Output every record below exactly as it appears.
--------------------------------
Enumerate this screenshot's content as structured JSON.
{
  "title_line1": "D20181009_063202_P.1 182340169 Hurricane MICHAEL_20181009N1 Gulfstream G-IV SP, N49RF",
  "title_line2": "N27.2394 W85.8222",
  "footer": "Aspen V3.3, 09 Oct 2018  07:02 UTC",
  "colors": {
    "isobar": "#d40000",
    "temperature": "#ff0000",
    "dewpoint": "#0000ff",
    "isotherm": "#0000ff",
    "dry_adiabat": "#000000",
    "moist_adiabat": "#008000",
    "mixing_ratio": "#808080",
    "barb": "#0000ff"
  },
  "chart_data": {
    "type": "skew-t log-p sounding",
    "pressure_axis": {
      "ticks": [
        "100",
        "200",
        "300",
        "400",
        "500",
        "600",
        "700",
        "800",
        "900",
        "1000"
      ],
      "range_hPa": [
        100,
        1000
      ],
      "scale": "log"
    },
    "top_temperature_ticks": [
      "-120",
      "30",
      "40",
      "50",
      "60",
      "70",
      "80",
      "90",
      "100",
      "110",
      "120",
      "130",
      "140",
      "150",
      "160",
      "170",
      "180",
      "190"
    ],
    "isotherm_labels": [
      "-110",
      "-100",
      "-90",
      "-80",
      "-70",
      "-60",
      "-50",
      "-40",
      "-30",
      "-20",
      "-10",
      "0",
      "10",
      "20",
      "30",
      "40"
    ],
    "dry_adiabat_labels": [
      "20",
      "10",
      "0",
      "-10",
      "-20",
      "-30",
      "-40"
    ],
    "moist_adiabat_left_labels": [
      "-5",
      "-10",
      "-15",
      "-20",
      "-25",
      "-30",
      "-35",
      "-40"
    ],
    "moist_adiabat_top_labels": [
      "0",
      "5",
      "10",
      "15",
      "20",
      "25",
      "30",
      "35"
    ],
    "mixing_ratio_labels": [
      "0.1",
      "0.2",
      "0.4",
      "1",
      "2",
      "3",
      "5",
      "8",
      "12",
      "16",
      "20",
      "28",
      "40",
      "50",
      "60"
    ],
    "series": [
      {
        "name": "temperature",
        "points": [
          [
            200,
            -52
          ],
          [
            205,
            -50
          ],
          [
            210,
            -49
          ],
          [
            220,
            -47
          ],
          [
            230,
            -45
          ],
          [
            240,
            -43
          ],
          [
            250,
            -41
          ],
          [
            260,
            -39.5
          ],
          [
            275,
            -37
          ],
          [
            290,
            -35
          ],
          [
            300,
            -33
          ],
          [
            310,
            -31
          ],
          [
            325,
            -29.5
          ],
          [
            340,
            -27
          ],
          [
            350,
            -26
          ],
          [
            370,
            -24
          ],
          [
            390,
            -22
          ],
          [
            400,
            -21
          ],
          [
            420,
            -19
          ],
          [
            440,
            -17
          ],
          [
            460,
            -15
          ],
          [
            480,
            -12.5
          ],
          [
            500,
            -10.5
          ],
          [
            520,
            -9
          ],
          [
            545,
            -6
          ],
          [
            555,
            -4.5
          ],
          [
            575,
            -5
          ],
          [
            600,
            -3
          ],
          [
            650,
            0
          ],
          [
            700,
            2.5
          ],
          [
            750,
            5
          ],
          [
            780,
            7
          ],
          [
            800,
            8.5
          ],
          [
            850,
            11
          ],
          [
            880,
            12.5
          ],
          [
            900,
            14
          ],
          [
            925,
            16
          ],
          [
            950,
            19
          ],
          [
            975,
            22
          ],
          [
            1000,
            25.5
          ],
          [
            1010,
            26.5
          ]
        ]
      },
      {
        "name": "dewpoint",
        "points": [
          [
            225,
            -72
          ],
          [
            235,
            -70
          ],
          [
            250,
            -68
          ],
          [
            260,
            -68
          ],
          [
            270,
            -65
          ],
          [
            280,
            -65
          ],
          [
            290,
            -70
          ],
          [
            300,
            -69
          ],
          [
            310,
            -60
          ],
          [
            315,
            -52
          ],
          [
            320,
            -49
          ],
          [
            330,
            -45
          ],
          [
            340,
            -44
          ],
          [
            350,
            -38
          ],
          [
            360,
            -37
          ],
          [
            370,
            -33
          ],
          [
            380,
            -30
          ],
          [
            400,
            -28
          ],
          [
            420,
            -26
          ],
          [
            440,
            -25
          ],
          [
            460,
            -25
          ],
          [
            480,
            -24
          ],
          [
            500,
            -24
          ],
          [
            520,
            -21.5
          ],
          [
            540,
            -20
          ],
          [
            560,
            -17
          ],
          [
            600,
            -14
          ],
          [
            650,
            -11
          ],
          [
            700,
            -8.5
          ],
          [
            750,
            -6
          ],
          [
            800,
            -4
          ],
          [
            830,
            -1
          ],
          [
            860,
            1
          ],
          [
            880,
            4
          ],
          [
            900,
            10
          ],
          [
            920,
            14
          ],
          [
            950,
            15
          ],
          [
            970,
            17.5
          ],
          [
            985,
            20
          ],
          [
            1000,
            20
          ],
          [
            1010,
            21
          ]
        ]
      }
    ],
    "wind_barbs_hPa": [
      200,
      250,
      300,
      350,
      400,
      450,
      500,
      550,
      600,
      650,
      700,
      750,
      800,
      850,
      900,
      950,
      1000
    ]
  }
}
--------------------------------
#### Worked answer:
Enumerate this screenshot's content as structured JSON.
{
  "title_line1": "D20181009_063202_P.1 182340169 Hurricane MICHAEL_20181009N1 Gulfstream G-IV SP, N49RF",
  "title_line2": "N27.2394 W85.8222",
  "footer": "Aspen V3.3, 09 Oct 2018  07:02 UTC",
  "colors": {
    "isobar": "#d40000",
    "temperature": "#ff0000",
    "dewpoint": "#0000ff",
    "isotherm": "#0000ff",
    "dry_adiabat": "#000000",
    "moist_adiabat": "#008000",
    "mixing_ratio": "#808080",
    "barb": "#0000ff"
  },
  "chart_data": {
    "type": "skew-t log-p sounding",
    "pressure_axis": {
      "ticks": [
        "100",
        "200",
        "300",
        "400",
        "500",
        "600",
        "700",
        "800",
        "900",
        "1000"
      ],
      "range_hPa": [
        100,
        1000
      ],
      "scale": "log"
    },
    "top_temperature_ticks": [
      "-120",
      "30",
      "40",
      "50",
      "60",
      "70",
      "80",
      "90",
      "100",
      "110",
      "120",
      "130",
      "140",
      "150",
      "160",
      "170",
      "180",
      "190"
    ],
    "isotherm_labels": [
      "-110",
      "-100",
      "-90",
      "-80",
      "-70",
      "-60",
      "-50",
      "-40",
      "-30",
      "-20",
      "-10",
      "0",
      "10",
      "20",
      "30",
      "40"
    ],
    "dry_adiabat_labels": [
      "20",
      "10",
      "0",
      "-10",
      "-20",
      "-30",
      "-40"
    ],
    "moist_adiabat_left_labels": [
      "-5",
      "-10",
      "-15",
      "-20",
      "-25",
      "-30",
      "-35",
      "-40"
    ],
    "moist_adiabat_top_labels": [
      "0",
      "5",
      "10",
      "15",
      "20",
      "25",
      "30",
      "35"
    ],
    "mixing_ratio_labels": [
      "0.1",
      "0.2",
      "0.4",
      "1",
      "2",
      "3",
      "5",
      "8",
      "12",
      "16",
      "20",
      "28",
      "40",
      "50",
      "60"
    ],
    "series": [
      {
        "name": "temperature",
        "points": [
          [
            200,
            -52
          ],
          [
            205,
            -50
          ],
          [
            210,
            -49
          ],
          [
            220,
            -47
          ],
          [
            230,
            -45
          ],
          [
            240,
            -43
          ],
          [
            250,
            -41
          ],
          [
            260,
            -39.5
          ],
          [
            275,
            -37
          ],
          [
            290,
            -35
          ],
          [
            300,
            -33
          ],
          [
            310,
            -31
          ],
          [
            325,
            -29.5
          ],
          [
            340,
            -27
          ],
          [
            350,
            -26
          ],
          [
            370,
            -24
          ],
          [
            390,
            -22
          ],
          [
            400,
            -21
          ],
          [
            420,
            -19
          ],
          [
            440,
            -17
          ],
          [
            460,
            -15
          ],
          [
            480,
            -12.5
          ],
          [
            500,
            -10.5
          ],
          [
            520,
            -9
          ],
          [
            545,
            -6
          ],
          [
            555,
            -4.5
          ],
          [
            575,
            -5
          ],
          [
            600,
            -3
          ],
          [
            650,
            0
          ],
          [
            700,
            2.5
          ],
          [
            750,
            5
          ],
          [
            780,
            7
          ],
          [
            800,
            8.5
          ],
          [
            850,
            11
          ],
          [
            880,
            12.5
          ],
          [
            900,
            14
          ],
          [
            925,
            16
          ],
          [
            950,
            19
          ],
          [
            975,
            22
          ],
          [
            1000,
            25.5
          ],
          [
            1010,
            26.5
          ]
        ]
      },
      {
        "name": "dewpoint",
        "points": [
          [
            225,
            -72
          ],
          [
            235,
            -70
          ],
          [
            250,
            -68
          ],
          [
            260,
            -68
          ],
          [
            270,
            -65
          ],
          [
            280,
            -65
          ],
          [
            290,
            -70
          ],
          [
            300,
            -69
          ],
          [
            310,
            -60
          ],
          [
            315,
            -52
          ],
          [
            320,
            -49
          ],
          [
            330,
            -45
          ],
          [
            340,
            -44
          ],
          [
            350,
            -38
          ],
          [
            360,
            -37
          ],
          [
            370,
            -33
          ],
          [
            380,
            -30
          ],
          [
            400,
            -28
          ],
          [
            420,
            -26
          ],
          [
            440,
            -25
          ],
          [
            460,
            -25
          ],
          [
            480,
            -24
          ],
          [
            500,
            -24
          ],
          [
            520,
            -21.5
          ],
          [
            540,
            -20
          ],
          [
            560,
            -17
          ],
          [
            600,
            -14
          ],
          [
            650,
            -11
          ],
          [
            700,
            -8.5
          ],
          [
            750,
            -6
          ],
          [
            800,
            -4
          ],
          [
            830,
            -1
          ],
          [
            860,
            1
          ],
          [
            880,
            4
          ],
          [
            900,
            10
          ],
          [
            920,
            14
          ],
          [
            950,
            15
          ],
          [
            970,
            17.5
          ],
          [
            985,
            20
          ],
          [
            1000,
            20
          ],
          [
            1010,
            21
          ]
        ]
      }
    ],
    "wind_barbs_hPa": [
      200,
      250,
      300,
      350,
      400,
      450,
      500,
      550,
      600,
      650,
      700,
      750,
      800,
      850,
      900,
      950,
      1000
    ]
  }
}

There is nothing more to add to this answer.